> _Set problem_: Extract every line below, verbatim.

> _Excerpted data_:

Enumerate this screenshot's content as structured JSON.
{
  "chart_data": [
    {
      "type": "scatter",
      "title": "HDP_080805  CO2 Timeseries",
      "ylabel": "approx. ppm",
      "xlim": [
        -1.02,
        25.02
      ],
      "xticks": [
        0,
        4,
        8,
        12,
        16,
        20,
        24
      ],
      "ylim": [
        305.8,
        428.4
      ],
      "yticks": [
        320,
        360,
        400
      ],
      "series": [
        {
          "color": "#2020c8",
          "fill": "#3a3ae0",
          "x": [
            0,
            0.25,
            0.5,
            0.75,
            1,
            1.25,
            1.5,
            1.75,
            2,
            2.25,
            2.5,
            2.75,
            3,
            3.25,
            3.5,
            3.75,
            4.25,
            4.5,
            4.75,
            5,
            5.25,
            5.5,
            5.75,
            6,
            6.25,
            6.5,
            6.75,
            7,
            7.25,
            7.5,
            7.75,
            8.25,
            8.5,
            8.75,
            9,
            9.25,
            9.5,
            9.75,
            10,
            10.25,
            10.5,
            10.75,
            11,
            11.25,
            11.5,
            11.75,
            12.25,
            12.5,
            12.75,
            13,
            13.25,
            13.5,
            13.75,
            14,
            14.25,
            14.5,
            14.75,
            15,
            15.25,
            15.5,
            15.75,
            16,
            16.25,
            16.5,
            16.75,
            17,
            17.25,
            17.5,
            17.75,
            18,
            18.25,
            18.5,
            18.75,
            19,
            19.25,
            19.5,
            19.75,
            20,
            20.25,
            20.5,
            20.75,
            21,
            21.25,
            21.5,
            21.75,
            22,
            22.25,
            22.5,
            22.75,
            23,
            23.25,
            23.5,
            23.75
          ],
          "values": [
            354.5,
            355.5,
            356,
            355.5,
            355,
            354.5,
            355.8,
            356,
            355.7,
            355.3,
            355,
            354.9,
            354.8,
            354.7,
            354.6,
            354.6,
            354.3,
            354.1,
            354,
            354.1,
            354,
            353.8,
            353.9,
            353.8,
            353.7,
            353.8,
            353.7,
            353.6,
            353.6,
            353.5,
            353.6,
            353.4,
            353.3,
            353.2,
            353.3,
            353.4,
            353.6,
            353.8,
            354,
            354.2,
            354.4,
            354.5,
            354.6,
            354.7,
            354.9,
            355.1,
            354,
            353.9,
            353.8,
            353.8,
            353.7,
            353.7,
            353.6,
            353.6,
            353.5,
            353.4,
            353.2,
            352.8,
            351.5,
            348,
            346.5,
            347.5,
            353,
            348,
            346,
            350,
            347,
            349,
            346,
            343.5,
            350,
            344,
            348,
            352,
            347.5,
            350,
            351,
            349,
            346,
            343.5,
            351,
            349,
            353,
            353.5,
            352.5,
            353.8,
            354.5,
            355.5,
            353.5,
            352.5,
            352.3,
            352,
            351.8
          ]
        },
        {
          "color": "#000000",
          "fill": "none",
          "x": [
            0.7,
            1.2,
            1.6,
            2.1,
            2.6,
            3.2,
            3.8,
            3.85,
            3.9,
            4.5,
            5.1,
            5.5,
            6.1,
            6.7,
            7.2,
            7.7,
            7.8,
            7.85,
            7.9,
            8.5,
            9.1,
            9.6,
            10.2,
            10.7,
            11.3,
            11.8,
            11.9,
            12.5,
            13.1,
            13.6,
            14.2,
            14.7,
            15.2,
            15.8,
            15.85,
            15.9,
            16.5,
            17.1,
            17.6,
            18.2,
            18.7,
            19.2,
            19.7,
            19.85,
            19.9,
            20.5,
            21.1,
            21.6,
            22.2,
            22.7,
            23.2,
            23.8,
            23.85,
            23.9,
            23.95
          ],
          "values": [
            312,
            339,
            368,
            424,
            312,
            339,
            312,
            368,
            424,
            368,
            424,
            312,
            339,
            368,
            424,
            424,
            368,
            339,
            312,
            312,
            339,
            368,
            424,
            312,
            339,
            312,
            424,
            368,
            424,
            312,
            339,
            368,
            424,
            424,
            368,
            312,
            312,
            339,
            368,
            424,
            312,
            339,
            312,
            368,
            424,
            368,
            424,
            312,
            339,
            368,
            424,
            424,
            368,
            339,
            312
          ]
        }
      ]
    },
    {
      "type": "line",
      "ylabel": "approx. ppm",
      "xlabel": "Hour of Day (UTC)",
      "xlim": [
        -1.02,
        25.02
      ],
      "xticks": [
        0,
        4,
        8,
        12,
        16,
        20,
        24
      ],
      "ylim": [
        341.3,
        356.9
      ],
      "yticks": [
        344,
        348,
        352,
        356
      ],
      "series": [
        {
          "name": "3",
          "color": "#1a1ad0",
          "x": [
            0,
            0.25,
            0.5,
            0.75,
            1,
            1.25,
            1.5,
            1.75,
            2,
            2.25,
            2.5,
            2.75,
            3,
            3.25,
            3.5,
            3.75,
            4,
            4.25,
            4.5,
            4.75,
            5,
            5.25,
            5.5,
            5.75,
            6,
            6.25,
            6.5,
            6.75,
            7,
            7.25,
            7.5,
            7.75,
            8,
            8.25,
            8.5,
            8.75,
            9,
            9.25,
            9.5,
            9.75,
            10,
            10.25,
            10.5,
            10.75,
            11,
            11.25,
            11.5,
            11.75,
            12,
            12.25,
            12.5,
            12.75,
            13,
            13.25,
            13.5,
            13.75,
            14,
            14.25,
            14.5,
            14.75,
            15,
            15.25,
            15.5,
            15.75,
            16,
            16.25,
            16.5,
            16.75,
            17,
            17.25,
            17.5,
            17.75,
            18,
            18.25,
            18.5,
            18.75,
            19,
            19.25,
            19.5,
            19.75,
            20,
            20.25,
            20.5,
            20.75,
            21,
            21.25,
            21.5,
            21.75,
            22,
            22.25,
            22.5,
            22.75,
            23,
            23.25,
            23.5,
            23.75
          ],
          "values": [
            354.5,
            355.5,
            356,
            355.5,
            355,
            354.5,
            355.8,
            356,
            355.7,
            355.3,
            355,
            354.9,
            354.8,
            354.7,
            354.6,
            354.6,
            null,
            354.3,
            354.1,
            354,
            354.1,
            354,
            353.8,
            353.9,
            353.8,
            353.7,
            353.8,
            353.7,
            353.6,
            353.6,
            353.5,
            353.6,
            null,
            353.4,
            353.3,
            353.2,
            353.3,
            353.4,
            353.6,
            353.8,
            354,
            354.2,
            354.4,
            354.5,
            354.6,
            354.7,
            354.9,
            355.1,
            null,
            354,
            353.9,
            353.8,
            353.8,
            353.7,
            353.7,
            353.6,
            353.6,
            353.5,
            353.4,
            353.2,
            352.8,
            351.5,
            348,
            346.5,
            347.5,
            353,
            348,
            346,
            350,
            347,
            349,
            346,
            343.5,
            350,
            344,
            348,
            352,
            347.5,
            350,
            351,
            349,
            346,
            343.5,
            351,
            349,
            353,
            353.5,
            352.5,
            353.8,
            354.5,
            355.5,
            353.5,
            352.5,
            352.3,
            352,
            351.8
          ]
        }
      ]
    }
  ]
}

> _Result_:
Enumerate this screenshot's content as structured JSON.
{
  "chart_data": [
    {
      "type": "scatter",
      "title": "HDP_080805  CO2 Timeseries",
      "ylabel": "approx. ppm",
      "xlim": [
        -1.02,
        25.02
      ],
      "xticks": [
        0,
        4,
        8,
        12,
        16,
        20,
        24
      ],
      "ylim": [
        305.8,
        428.4
      ],
      "yticks": [
        320,
        360,
        400
      ],
      "series": [
        {
          "color": "#2020c8",
          "fill": "#3a3ae0",
          "x": [
            0,
            0.25,
            0.5,
            0.75,
            1,
            1.25,
            1.5,
            1.75,
            2,
            2.25,
            2.5,
            2.75,
            3,
            3.25,
            3.5,
            3.75,
            4.25,
            4.5,
            4.75,
            5,
            5.25,
            5.5,
            5.75,
            6,
            6.25,
            6.5,
            6.75,
            7,
            7.25,
            7.5,
            7.75,
            8.25,
            8.5,
            8.75,
            9,
            9.25,
            9.5,
            9.75,
            10,
            10.25,
            10.5,
            10.75,
            11,
            11.25,
            11.5,
            11.75,
            12.25,
            12.5,
            12.75,
            13,
            13.25,
            13.5,
            13.75,
            14,
            14.25,
            14.5,
            14.75,
            15,
            15.25,
            15.5,
            15.75,
            16,
            16.25,
            16.5,
            16.75,
            17,
            17.25,
            17.5,
            17.75,
            18,
            18.25,
            18.5,
            18.75,
            19,
            19.25,
            19.5,
            19.75,
            20,
            20.25,
            20.5,
            20.75,
            21,
            21.25,
            21.5,
            21.75,
            22,
            22.25,
            22.5,
            22.75,
            23,
            23.25,
            23.5,
            23.75
          ],
          "values": [
            354.5,
            355.5,
            356,
            355.5,
            355,
            354.5,
            355.8,
            356,
            355.7,
            355.3,
            355,
            354.9,
            354.8,
            354.7,
            354.6,
            354.6,
            354.3,
            354.1,
            354,
            354.1,
            354,
            353.8,
            353.9,
            353.8,
            353.7,
            353.8,
            353.7,
            353.6,
            353.6,
            353.5,
            353.6,
            353.4,
            353.3,
            353.2,
            353.3,
            353.4,
            353.6,
            353.8,
            354,
            354.2,
            354.4,
            354.5,
            354.6,
            354.7,
            354.9,
            355.1,
            354,
            353.9,
            353.8,
            353.8,
            353.7,
            353.7,
            353.6,
            353.6,
            353.5,
            353.4,
            353.2,
            352.8,
            351.5,
            348,
            346.5,
            347.5,
            353,
            348,
            346,
            350,
            347,
            349,
            346,
            343.5,
            350,
            344,
            348,
            352,
            347.5,
            350,
            351,
            349,
            346,
            343.5,
            351,
            349,
            353,
            353.5,
            352.5,
            353.8,
            354.5,
            355.5,
            353.5,
            352.5,
            352.3,
            352,
            351.8
          ]
        },
        {
          "color": "#000000",
          "fill": "none",
          "x": [
            0.7,
            1.2,
            1.6,
            2.1,
            2.6,
            3.2,
            3.8,
            3.85,
            3.9,
            4.5,
            5.1,
            5.5,
            6.1,
            6.7,
            7.2,
            7.7,
            7.8,
            7.85,
            7.9,
            8.5,
            9.1,
            9.6,
            10.2,
            10.7,
            11.3,
            11.8,
            11.9,
            12.5,
            13.1,
            13.6,
            14.2,
            14.7,
            15.2,
            15.8,
            15.85,
            15.9,
            16.5,
            17.1,
            17.6,
            18.2,
            18.7,
            19.2,
            19.7,
            19.85,
            19.9,
            20.5,
            21.1,
            21.6,
            22.2,
            22.7,
            23.2,
            23.8,
            23.85,
            23.9,
            23.95
          ],
          "values": [
            312,
            339,
            368,
            424,
            312,
            339,
            312,
            368,
            424,
            368,
            424,
            312,
            339,
            368,
            424,
            424,
            368,
            339,
            312,
            312,
            339,
            368,
            424,
            312,
            339,
            312,
            424,
            368,
            424,
            312,
            339,
            368,
            424,
            424,
            368,
            312,
            312,
            339,
            368,
            424,
            312,
            339,
            312,
            368,
            424,
            368,
            424,
            312,
            339,
            368,
            424,
            424,
            368,
            339,
            312
          ]
        }
      ]
    },
    {
      "type": "line",
      "ylabel": "approx. ppm",
      "xlabel": "Hour of Day (UTC)",
      "xlim": [
        -1.02,
        25.02
      ],
      "xticks": [
        0,
        4,
        8,
        12,
        16,
        20,
        24
      ],
      "ylim": [
        341.3,
        356.9
      ],
      "yticks": [
        344,
        348,
        352,
        356
      ],
      "series": [
        {
          "name": "3",
          "color": "#1a1ad0",
          "x": [
            0,
            0.25,
            0.5,
            0.75,
            1,
            1.25,
            1.5,
            1.75,
            2,
            2.25,
            2.5,
            2.75,
            3,
            3.25,
            3.5,
            3.75,
            4,
            4.25,
            4.5,
            4.75,
            5,
            5.25,
            5.5,
            5.75,
            6,
            6.25,
            6.5,
            6.75,
            7,
            7.25,
            7.5,
            7.75,
            8,
            8.25,
            8.5,
            8.75,
            9,
            9.25,
            9.5,
            9.75,
            10,
            10.25,
            10.5,
            10.75,
            11,
            11.25,
            11.5,
            11.75,
            12,
            12.25,
            12.5,
            12.75,
            13,
            13.25,
            13.5,
            13.75,
            14,
            14.25,
            14.5,
            14.75,
            15,
            15.25,
            15.5,
            15.75,
            16,
            16.25,
            16.5,
            16.75,
            17,
            17.25,
            17.5,
            17.75,
            18,
            18.25,
            18.5,
            18.75,
            19,
            19.25,
            19.5,
            19.75,
            20,
            20.25,
            20.5,
            20.75,
            21,
            21.25,
            21.5,
            21.75,
            22,
            22.25,
            22.5,
            22.75,
            23,
            23.25,
            23.5,
            23.75
          ],
          "values": [
            354.5,
            355.5,
            356,
            355.5,
            355,
            354.5,
            355.8,
            356,
            355.7,
            355.3,
            355,
            354.9,
            354.8,
            354.7,
            354.6,
            354.6,
            null,
            354.3,
            354.1,
            354,
            354.1,
            354,
            353.8,
            353.9,
            353.8,
            353.7,
            353.8,
            353.7,
            353.6,
            353.6,
            353.5,
            353.6,
            null,
            353.4,
            353.3,
            353.2,
            353.3,
            353.4,
            353.6,
            353.8,
            354,
            354.2,
            354.4,
            354.5,
            354.6,
            354.7,
            354.9,
            355.1,
            null,
            354,
            353.9,
            353.8,
            353.8,
            353.7,
            353.7,
            353.6,
            353.6,
            353.5,
            353.4,
            353.2,
            352.8,
            351.5,
            348,
            346.5,
            347.5,
            353,
            348,
            346,
            350,
            347,
            349,
            346,
            343.5,
            350,
            344,
            348,
            352,
            347.5,
            350,
            351,
            349,
            346,
            343.5,
            351,
            349,
            353,
            353.5,
            352.5,
            353.8,
            354.5,
            355.5,
            353.5,
            352.5,
            352.3,
            352,
            351.8
          ]
        }
      ]
    }
  ]
}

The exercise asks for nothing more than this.